> _What to do_
Return each line of the records holding the string "this".

** start of Data lines **

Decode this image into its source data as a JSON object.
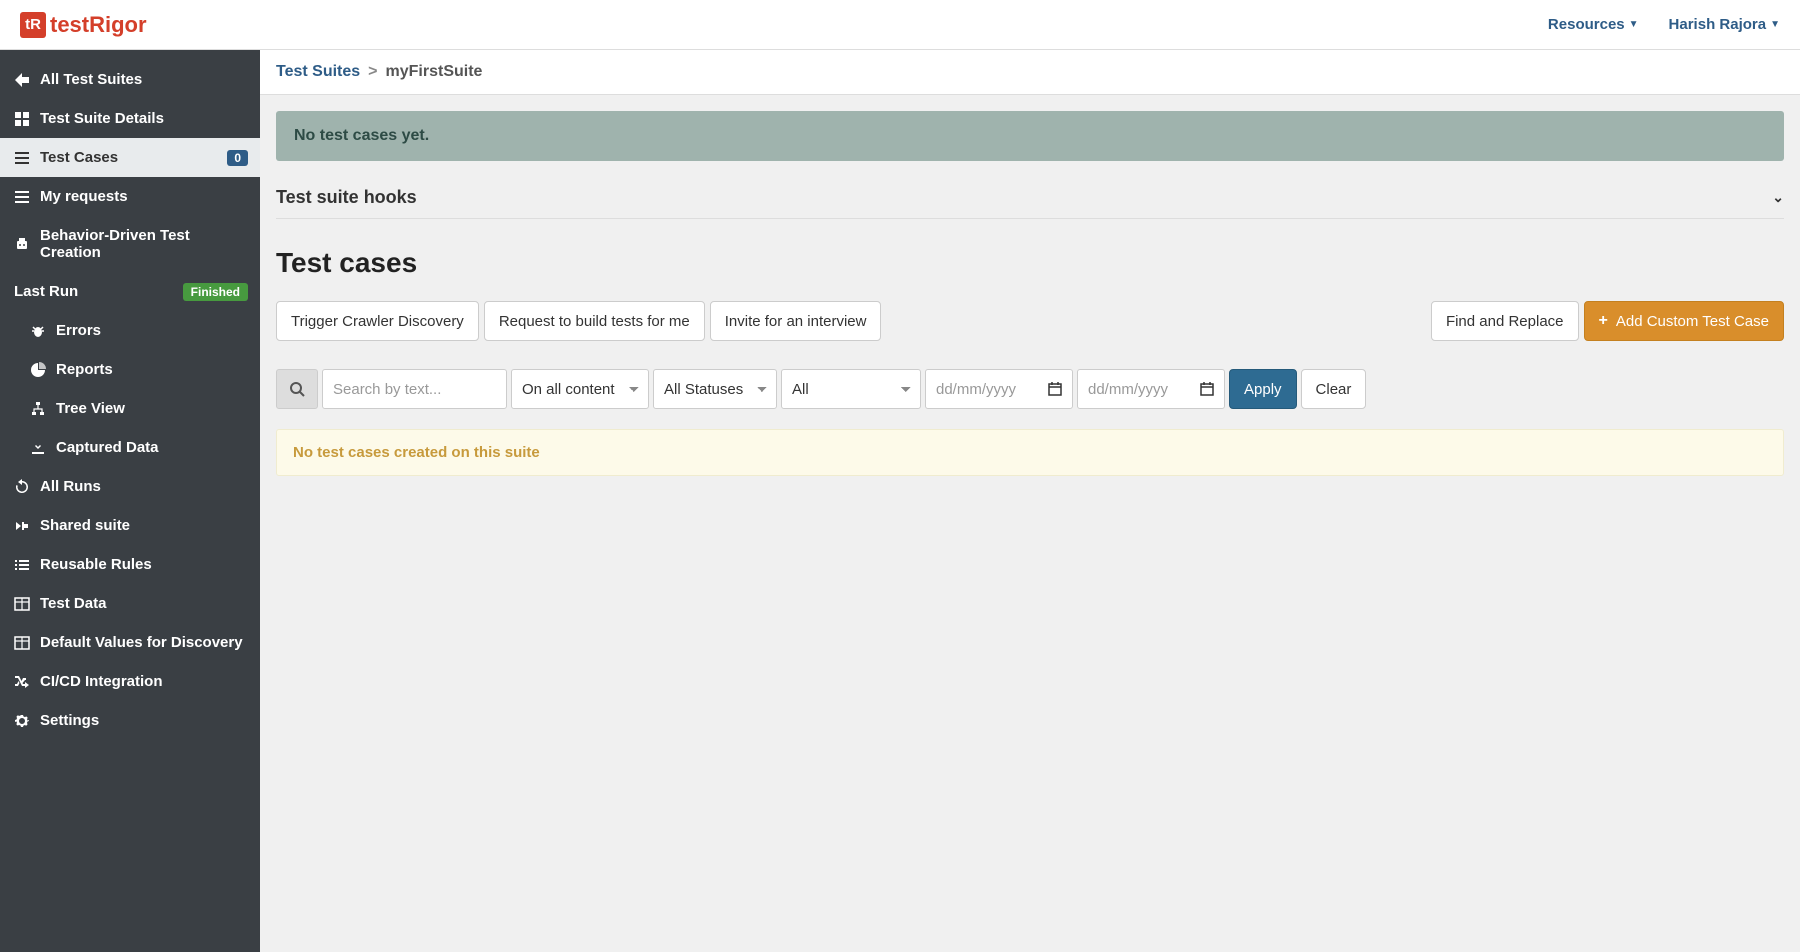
{
  "topbar": {
    "logo_badge": "tR",
    "logo_text": "testRigor",
    "resources": "Resources",
    "user": "Harish Rajora"
  },
  "breadcrumb": {
    "root": "Test Suites",
    "sep": ">",
    "current": "myFirstSuite"
  },
  "sidebar": {
    "all_suites": "All Test Suites",
    "details": "Test Suite Details",
    "test_cases": "Test Cases",
    "test_cases_count": "0",
    "my_requests": "My requests",
    "bdd": "Behavior-Driven Test Creation",
    "last_run": "Last Run",
    "last_run_status": "Finished",
    "errors": "Errors",
    "reports": "Reports",
    "tree_view": "Tree View",
    "captured_data": "Captured Data",
    "all_runs": "All Runs",
    "shared_suite": "Shared suite",
    "reusable_rules": "Reusable Rules",
    "test_data": "Test Data",
    "default_values": "Default Values for Discovery",
    "cicd": "CI/CD Integration",
    "settings": "Settings"
  },
  "main": {
    "empty_alert": "No test cases yet.",
    "hooks_title": "Test suite hooks",
    "title": "Test cases",
    "btn_trigger": "Trigger Crawler Discovery",
    "btn_request": "Request to build tests for me",
    "btn_invite": "Invite for an interview",
    "btn_find_replace": "Find and Replace",
    "btn_add_custom": "Add Custom Test Case",
    "search_placeholder": "Search by text...",
    "select_content": "On all content",
    "select_status": "All Statuses",
    "select_all": "All",
    "date_placeholder": "dd/mm/yyyy",
    "btn_apply": "Apply",
    "btn_clear": "Clear",
    "warn": "No test cases created on this suite"
  }
}
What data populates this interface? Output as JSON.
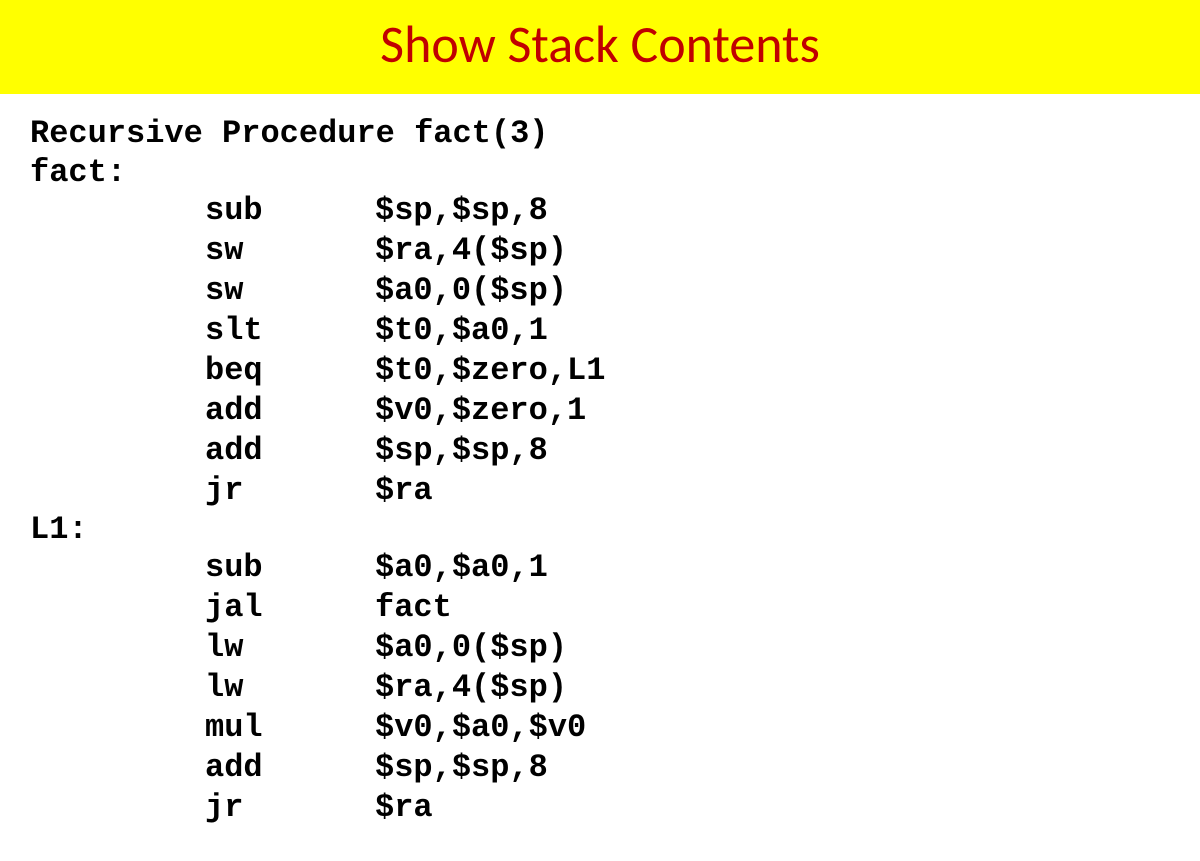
{
  "title": "Show Stack Contents",
  "heading": "Recursive Procedure fact(3)",
  "label1": "fact:",
  "label2": "L1:",
  "block1": [
    {
      "op": "sub",
      "args": "$sp,$sp,8"
    },
    {
      "op": "sw",
      "args": "$ra,4($sp)"
    },
    {
      "op": "sw",
      "args": "$a0,0($sp)"
    },
    {
      "op": "slt",
      "args": "$t0,$a0,1"
    },
    {
      "op": "beq",
      "args": "$t0,$zero,L1"
    },
    {
      "op": "add",
      "args": "$v0,$zero,1"
    },
    {
      "op": "add",
      "args": "$sp,$sp,8"
    },
    {
      "op": "jr",
      "args": "$ra"
    }
  ],
  "block2": [
    {
      "op": "sub",
      "args": "$a0,$a0,1"
    },
    {
      "op": "jal",
      "args": "fact"
    },
    {
      "op": "lw",
      "args": "$a0,0($sp)"
    },
    {
      "op": "lw",
      "args": "$ra,4($sp)"
    },
    {
      "op": "mul",
      "args": "$v0,$a0,$v0"
    },
    {
      "op": "add",
      "args": "$sp,$sp,8"
    },
    {
      "op": "jr",
      "args": "$ra"
    }
  ]
}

** end of Data lines **

> _Reply_
Decode this image into its source data as a JSON object.
    "warn": "No test cases created on this suite"
What data populates this interface? Output as JSON.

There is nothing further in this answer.